_What you will do_: Could you convert the records, starting at their first line and ending at the line that contains "y-axis-label: Apoptotic nuclei", into a JSON list of strings with one string per line and blank lines left out?

_Recorded data_:
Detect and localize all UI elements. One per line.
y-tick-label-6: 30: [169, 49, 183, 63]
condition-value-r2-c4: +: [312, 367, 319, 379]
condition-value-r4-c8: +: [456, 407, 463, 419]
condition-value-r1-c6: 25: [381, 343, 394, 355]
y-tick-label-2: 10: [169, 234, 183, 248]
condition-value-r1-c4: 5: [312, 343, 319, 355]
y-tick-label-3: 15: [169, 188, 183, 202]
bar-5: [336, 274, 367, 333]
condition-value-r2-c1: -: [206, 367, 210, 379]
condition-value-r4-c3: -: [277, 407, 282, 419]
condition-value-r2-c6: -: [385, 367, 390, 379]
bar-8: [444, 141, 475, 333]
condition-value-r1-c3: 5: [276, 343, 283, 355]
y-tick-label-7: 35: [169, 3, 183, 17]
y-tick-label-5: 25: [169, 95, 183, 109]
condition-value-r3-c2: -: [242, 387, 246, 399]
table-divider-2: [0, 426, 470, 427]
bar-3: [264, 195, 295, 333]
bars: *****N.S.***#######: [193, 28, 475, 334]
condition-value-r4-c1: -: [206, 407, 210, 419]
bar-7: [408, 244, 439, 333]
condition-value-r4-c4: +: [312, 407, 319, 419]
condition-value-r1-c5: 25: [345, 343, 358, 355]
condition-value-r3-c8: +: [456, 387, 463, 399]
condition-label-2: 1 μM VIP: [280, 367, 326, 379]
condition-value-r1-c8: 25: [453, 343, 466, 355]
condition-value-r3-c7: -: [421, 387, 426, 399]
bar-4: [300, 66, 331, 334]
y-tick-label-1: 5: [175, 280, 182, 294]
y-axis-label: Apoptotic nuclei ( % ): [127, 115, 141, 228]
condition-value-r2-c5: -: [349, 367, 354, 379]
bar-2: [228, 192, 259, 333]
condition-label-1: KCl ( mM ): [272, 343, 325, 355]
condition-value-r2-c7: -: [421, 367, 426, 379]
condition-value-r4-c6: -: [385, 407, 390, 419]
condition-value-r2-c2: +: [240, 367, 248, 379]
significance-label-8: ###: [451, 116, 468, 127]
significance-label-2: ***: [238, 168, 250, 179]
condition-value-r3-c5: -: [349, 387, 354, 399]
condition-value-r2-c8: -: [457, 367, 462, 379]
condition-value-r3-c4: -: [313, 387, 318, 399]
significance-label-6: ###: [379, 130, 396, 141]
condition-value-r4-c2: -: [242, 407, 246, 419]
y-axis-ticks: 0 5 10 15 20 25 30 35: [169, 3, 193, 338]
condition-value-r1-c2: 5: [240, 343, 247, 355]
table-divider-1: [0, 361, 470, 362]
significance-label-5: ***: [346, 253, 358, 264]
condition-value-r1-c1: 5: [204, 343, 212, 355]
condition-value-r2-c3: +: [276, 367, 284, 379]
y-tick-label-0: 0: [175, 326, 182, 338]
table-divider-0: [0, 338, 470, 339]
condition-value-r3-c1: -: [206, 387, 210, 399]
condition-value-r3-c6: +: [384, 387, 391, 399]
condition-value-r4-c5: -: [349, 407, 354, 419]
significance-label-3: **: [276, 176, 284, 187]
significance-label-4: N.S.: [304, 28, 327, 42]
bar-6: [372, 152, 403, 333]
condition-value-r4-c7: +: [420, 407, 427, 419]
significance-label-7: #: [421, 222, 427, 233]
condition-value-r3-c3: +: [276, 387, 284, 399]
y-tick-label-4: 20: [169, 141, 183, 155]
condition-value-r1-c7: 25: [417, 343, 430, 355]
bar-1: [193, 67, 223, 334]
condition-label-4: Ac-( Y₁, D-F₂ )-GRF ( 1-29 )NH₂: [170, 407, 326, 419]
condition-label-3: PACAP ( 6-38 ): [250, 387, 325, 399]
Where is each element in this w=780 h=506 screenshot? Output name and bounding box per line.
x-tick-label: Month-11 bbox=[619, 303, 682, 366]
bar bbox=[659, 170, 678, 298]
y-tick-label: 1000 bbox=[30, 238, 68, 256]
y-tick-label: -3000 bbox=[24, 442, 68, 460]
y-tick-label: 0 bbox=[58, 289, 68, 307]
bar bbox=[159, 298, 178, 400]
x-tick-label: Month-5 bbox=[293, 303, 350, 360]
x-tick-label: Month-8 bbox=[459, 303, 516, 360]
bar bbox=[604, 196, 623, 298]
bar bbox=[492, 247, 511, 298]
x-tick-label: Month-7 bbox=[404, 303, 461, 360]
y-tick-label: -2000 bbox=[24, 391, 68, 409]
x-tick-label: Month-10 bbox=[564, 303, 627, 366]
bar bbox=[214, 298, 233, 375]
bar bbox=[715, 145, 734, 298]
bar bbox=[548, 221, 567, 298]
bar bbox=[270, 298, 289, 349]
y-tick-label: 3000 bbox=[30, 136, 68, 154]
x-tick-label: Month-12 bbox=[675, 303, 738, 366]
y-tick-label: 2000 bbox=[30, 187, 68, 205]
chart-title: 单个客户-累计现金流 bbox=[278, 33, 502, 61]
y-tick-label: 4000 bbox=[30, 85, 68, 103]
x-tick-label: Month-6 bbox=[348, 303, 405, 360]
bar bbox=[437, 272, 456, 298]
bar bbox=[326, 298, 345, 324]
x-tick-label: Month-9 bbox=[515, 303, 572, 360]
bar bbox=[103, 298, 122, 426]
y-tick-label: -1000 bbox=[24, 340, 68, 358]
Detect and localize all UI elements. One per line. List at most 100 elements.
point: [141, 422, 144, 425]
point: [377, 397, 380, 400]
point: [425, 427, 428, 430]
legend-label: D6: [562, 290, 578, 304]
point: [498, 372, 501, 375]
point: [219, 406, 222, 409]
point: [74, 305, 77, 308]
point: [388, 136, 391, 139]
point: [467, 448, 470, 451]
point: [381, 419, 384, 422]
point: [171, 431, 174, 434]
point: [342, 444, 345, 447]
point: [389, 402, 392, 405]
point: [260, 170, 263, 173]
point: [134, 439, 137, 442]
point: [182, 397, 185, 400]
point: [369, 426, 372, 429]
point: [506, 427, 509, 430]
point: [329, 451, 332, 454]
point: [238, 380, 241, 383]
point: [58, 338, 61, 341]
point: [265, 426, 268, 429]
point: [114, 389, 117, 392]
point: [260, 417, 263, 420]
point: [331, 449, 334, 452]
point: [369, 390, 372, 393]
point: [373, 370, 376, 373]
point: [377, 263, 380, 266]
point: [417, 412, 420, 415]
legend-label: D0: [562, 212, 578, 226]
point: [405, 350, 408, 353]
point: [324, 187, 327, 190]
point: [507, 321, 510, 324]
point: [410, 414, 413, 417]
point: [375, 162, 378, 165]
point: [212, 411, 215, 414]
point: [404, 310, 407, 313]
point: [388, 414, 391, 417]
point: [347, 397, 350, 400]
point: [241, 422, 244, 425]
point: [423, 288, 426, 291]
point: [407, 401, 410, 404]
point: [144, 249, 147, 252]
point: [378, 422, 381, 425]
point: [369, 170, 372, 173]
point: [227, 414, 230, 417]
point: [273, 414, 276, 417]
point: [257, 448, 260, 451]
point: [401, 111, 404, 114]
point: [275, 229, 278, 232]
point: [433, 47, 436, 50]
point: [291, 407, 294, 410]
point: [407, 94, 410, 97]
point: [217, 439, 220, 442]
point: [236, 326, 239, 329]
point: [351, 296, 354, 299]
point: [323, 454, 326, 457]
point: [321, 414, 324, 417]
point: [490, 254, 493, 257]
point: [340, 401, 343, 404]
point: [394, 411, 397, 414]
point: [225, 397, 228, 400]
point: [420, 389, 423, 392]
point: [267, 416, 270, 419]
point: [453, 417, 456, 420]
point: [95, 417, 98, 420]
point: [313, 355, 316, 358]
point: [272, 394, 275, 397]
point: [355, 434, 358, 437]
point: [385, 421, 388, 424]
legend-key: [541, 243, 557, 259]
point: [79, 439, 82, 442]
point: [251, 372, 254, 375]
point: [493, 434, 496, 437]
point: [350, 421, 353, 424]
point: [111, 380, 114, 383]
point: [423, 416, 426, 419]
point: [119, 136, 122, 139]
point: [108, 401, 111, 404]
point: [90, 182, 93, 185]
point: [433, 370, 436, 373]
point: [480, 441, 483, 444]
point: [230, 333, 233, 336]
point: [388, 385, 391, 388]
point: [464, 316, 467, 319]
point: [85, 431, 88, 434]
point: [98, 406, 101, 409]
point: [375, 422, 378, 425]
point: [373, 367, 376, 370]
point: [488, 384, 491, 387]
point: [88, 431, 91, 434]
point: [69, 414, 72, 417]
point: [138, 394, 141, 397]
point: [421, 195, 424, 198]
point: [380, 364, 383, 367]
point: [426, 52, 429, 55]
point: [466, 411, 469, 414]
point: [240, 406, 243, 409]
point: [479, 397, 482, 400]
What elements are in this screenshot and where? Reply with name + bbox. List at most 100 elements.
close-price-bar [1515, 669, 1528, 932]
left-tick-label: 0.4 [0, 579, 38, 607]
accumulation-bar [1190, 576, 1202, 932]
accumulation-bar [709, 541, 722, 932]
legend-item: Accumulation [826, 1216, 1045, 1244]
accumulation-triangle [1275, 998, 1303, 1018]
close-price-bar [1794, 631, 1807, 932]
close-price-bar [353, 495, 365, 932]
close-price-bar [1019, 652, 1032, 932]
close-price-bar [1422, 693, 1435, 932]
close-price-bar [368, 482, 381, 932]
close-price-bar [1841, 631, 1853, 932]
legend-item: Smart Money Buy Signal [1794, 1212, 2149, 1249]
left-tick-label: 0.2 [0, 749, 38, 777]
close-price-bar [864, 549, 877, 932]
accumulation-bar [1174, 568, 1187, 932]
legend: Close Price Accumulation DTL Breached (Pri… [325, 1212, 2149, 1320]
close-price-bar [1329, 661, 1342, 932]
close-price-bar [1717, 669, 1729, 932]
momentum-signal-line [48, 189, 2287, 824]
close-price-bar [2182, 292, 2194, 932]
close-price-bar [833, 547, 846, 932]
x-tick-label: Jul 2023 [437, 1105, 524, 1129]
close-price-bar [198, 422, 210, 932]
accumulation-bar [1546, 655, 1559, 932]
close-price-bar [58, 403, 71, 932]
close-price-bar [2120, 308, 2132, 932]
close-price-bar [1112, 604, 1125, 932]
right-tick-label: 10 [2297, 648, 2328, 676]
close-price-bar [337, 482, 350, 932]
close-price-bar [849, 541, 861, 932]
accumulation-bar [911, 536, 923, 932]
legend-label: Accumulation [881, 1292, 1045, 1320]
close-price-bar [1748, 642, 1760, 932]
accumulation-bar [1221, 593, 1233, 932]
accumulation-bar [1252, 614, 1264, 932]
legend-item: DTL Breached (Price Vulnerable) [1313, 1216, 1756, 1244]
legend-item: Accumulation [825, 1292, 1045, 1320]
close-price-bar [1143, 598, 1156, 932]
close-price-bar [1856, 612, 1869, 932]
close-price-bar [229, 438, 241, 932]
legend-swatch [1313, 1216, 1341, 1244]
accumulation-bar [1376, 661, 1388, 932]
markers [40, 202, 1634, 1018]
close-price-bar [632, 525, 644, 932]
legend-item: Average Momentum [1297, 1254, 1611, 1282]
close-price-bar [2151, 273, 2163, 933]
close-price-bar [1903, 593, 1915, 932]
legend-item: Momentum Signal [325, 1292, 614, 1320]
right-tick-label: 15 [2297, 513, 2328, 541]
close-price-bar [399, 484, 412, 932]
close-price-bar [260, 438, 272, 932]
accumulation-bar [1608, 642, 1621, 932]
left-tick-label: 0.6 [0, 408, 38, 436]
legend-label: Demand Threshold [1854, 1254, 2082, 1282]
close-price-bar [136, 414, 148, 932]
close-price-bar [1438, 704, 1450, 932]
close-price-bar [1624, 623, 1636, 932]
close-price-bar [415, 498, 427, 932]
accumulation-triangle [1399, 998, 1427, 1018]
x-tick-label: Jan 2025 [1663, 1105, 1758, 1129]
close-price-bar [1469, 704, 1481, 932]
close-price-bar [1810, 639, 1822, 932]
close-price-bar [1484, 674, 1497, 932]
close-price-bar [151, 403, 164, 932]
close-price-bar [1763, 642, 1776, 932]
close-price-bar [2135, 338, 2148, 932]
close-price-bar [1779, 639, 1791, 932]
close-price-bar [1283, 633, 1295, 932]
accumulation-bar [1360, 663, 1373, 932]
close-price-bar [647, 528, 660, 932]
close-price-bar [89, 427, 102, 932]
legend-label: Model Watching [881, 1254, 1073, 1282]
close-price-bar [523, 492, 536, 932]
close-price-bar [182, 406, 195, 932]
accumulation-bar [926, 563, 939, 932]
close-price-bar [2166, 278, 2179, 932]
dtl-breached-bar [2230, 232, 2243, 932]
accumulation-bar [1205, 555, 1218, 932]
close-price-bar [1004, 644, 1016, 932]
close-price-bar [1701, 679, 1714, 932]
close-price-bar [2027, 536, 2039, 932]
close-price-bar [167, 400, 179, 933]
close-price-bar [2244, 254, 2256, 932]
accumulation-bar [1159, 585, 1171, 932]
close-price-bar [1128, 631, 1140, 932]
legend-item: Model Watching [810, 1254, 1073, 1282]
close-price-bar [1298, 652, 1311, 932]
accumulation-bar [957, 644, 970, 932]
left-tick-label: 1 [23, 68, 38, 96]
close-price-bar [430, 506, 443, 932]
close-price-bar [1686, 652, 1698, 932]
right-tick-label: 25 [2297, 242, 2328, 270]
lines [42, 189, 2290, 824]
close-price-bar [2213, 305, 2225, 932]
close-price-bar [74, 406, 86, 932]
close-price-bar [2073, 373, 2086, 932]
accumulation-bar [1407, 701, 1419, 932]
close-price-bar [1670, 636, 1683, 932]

_Written response_:
[
  "Detect and localize all UI elements. One per line.",
  "y-tick-label-6: 30: [169, 49, 183, 63]",
  "condition-value-r2-c4: +: [312, 367, 319, 379]",
  "condition-value-r4-c8: +: [456, 407, 463, 419]",
  "condition-value-r1-c6: 25: [381, 343, 394, 355]",
  "y-tick-label-2: 10: [169, 234, 183, 248]",
  "condition-value-r1-c4: 5: [312, 343, 319, 355]",
  "y-tick-label-3: 15: [169, 188, 183, 202]",
  "bar-5: [336, 274, 367, 333]",
  "condition-value-r2-c1: -: [206, 367, 210, 379]",
  "condition-value-r4-c3: -: [277, 407, 282, 419]",
  "condition-value-r2-c6: -: [385, 367, 390, 379]",
  "bar-8: [444, 141, 475, 333]",
  "condition-value-r1-c3: 5: [276, 343, 283, 355]",
  "y-tick-label-7: 35: [169, 3, 183, 17]",
  "y-tick-label-5: 25: [169, 95, 183, 109]",
  "condition-value-r3-c2: -: [242, 387, 246, 399]",
  "table-divider-2: [0, 426, 470, 427]",
  "bar-3: [264, 195, 295, 333]",
  "bars: *****N.S.***#######: [193, 28, 475, 334]",
  "condition-value-r4-c1: -: [206, 407, 210, 419]",
  "bar-7: [408, 244, 439, 333]",
  "condition-value-r4-c4: +: [312, 407, 319, 419]",
  "condition-value-r1-c5: 25: [345, 343, 358, 355]",
  "condition-value-r3-c8: +: [456, 387, 463, 399]",
  "condition-label-2: 1 μM VIP: [280, 367, 326, 379]",
  "condition-value-r1-c8: 25: [453, 343, 466, 355]",
  "condition-value-r3-c7: -: [421, 387, 426, 399]",
  "bar-4: [300, 66, 331, 334]",
  "y-tick-label-1: 5: [175, 280, 182, 294]",
  "y-axis-label: Apoptotic nuclei ( % ): [127, 115, 141, 228]"
]